__Data for this exercise__
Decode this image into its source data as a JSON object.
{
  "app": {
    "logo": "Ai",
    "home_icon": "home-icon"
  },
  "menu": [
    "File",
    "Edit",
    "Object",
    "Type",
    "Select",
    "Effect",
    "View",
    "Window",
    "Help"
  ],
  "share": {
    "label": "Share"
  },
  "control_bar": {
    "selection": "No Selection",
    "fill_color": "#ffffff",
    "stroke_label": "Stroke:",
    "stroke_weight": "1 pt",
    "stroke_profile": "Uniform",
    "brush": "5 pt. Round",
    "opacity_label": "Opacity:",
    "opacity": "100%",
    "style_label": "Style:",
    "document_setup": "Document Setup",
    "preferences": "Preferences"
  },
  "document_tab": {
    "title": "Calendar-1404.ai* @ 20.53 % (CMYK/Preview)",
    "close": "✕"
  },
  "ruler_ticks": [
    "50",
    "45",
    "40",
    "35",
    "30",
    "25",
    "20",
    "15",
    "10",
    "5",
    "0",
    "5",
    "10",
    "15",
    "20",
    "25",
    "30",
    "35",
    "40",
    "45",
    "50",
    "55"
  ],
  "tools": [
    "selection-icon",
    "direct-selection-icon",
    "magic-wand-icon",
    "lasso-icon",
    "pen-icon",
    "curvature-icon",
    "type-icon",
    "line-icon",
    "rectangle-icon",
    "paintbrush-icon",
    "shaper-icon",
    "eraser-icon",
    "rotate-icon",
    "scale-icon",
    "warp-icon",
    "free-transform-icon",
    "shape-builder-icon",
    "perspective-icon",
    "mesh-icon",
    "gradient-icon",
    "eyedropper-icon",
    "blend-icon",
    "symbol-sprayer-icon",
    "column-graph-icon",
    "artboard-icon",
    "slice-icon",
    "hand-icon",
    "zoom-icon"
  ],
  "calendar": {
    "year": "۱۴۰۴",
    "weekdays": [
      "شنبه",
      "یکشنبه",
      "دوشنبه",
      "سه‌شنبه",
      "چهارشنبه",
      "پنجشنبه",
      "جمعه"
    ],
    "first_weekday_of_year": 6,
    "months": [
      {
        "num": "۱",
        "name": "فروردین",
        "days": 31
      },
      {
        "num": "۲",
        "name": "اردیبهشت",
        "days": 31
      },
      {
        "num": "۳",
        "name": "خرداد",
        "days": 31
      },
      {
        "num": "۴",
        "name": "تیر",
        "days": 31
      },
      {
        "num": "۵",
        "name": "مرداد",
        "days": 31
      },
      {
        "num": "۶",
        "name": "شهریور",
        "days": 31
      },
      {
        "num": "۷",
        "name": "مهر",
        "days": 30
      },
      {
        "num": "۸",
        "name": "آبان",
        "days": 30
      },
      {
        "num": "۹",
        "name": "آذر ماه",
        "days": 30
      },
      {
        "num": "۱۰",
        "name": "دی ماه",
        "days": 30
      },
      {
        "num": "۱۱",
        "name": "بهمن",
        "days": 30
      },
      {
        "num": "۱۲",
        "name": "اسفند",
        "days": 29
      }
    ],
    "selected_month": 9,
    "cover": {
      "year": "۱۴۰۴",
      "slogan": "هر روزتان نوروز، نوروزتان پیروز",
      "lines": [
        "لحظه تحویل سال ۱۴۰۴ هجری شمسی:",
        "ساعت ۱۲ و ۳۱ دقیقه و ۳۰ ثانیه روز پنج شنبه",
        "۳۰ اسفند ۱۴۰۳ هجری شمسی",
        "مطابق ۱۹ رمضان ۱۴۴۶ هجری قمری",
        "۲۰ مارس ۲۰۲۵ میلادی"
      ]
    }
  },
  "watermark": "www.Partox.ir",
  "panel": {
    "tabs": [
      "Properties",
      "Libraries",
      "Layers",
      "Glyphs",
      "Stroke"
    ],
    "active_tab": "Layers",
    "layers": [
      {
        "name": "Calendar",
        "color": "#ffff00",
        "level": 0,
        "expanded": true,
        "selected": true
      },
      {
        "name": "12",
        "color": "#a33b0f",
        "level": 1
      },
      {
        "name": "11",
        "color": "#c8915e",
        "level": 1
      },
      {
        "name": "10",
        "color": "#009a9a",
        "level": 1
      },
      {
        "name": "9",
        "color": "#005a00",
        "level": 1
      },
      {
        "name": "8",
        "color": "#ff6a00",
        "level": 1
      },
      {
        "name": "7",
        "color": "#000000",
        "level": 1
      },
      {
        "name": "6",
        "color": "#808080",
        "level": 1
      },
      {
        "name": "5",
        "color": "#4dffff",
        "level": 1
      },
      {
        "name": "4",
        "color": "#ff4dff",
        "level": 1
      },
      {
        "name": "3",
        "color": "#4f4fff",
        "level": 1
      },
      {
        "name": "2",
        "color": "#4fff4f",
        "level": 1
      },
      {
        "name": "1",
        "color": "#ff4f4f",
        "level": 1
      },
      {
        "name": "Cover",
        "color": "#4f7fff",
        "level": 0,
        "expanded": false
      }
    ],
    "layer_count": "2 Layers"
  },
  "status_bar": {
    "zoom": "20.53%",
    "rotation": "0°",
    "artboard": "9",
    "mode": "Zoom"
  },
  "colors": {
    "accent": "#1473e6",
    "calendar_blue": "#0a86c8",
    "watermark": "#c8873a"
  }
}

__Your goal__
All of the entries above need to be reproduced exactly.

__Correct result__
Decode this image into its source data as a JSON object.
{
  "app": {
    "logo": "Ai",
    "home_icon": "home-icon"
  },
  "menu": [
    "File",
    "Edit",
    "Object",
    "Type",
    "Select",
    "Effect",
    "View",
    "Window",
    "Help"
  ],
  "share": {
    "label": "Share"
  },
  "control_bar": {
    "selection": "No Selection",
    "fill_color": "#ffffff",
    "stroke_label": "Stroke:",
    "stroke_weight": "1 pt",
    "stroke_profile": "Uniform",
    "brush": "5 pt. Round",
    "opacity_label": "Opacity:",
    "opacity": "100%",
    "style_label": "Style:",
    "document_setup": "Document Setup",
    "preferences": "Preferences"
  },
  "document_tab": {
    "title": "Calendar-1404.ai* @ 20.53 % (CMYK/Preview)",
    "close": "✕"
  },
  "ruler_ticks": [
    "50",
    "45",
    "40",
    "35",
    "30",
    "25",
    "20",
    "15",
    "10",
    "5",
    "0",
    "5",
    "10",
    "15",
    "20",
    "25",
    "30",
    "35",
    "40",
    "45",
    "50",
    "55"
  ],
  "tools": [
    "selection-icon",
    "direct-selection-icon",
    "magic-wand-icon",
    "lasso-icon",
    "pen-icon",
    "curvature-icon",
    "type-icon",
    "line-icon",
    "rectangle-icon",
    "paintbrush-icon",
    "shaper-icon",
    "eraser-icon",
    "rotate-icon",
    "scale-icon",
    "warp-icon",
    "free-transform-icon",
    "shape-builder-icon",
    "perspective-icon",
    "mesh-icon",
    "gradient-icon",
    "eyedropper-icon",
    "blend-icon",
    "symbol-sprayer-icon",
    "column-graph-icon",
    "artboard-icon",
    "slice-icon",
    "hand-icon",
    "zoom-icon"
  ],
  "calendar": {
    "year": "۱۴۰۴",
    "weekdays": [
      "شنبه",
      "یکشنبه",
      "دوشنبه",
      "سه‌شنبه",
      "چهارشنبه",
      "پنجشنبه",
      "جمعه"
    ],
    "first_weekday_of_year": 6,
    "months": [
      {
        "num": "۱",
        "name": "فروردین",
        "days": 31
      },
      {
        "num": "۲",
        "name": "اردیبهشت",
        "days": 31
      },
      {
        "num": "۳",
        "name": "خرداد",
        "days": 31
      },
      {
        "num": "۴",
        "name": "تیر",
        "days": 31
      },
      {
        "num": "۵",
        "name": "مرداد",
        "days": 31
      },
      {
        "num": "۶",
        "name": "شهریور",
        "days": 31
      },
      {
        "num": "۷",
        "name": "مهر",
        "days": 30
      },
      {
        "num": "۸",
        "name": "آبان",
        "days": 30
      },
      {
        "num": "۹",
        "name": "آذر ماه",
        "days": 30
      },
      {
        "num": "۱۰",
        "name": "دی ماه",
        "days": 30
      },
      {
        "num": "۱۱",
        "name": "بهمن",
        "days": 30
      },
      {
        "num": "۱۲",
        "name": "اسفند",
        "days": 29
      }
    ],
    "selected_month": 9,
    "cover": {
      "year": "۱۴۰۴",
      "slogan": "هر روزتان نوروز، نوروزتان پیروز",
      "lines": [
        "لحظه تحویل سال ۱۴۰۴ هجری شمسی:",
        "ساعت ۱۲ و ۳۱ دقیقه و ۳۰ ثانیه روز پنج شنبه",
        "۳۰ اسفند ۱۴۰۳ هجری شمسی",
        "مطابق ۱۹ رمضان ۱۴۴۶ هجری قمری",
        "۲۰ مارس ۲۰۲۵ میلادی"
      ]
    }
  },
  "watermark": "www.Partox.ir",
  "panel": {
    "tabs": [
      "Properties",
      "Libraries",
      "Layers",
      "Glyphs",
      "Stroke"
    ],
    "active_tab": "Layers",
    "layers": [
      {
        "name": "Calendar",
        "color": "#ffff00",
        "level": 0,
        "expanded": true,
        "selected": true
      },
      {
        "name": "12",
        "color": "#a33b0f",
        "level": 1
      },
      {
        "name": "11",
        "color": "#c8915e",
        "level": 1
      },
      {
        "name": "10",
        "color": "#009a9a",
        "level": 1
      },
      {
        "name": "9",
        "color": "#005a00",
        "level": 1
      },
      {
        "name": "8",
        "color": "#ff6a00",
        "level": 1
      },
      {
        "name": "7",
        "color": "#000000",
        "level": 1
      },
      {
        "name": "6",
        "color": "#808080",
        "level": 1
      },
      {
        "name": "5",
        "color": "#4dffff",
        "level": 1
      },
      {
        "name": "4",
        "color": "#ff4dff",
        "level": 1
      },
      {
        "name": "3",
        "color": "#4f4fff",
        "level": 1
      },
      {
        "name": "2",
        "color": "#4fff4f",
        "level": 1
      },
      {
        "name": "1",
        "color": "#ff4f4f",
        "level": 1
      },
      {
        "name": "Cover",
        "color": "#4f7fff",
        "level": 0,
        "expanded": false
      }
    ],
    "layer_count": "2 Layers"
  },
  "status_bar": {
    "zoom": "20.53%",
    "rotation": "0°",
    "artboard": "9",
    "mode": "Zoom"
  },
  "colors": {
    "accent": "#1473e6",
    "calendar_blue": "#0a86c8",
    "watermark": "#c8873a"
  }
}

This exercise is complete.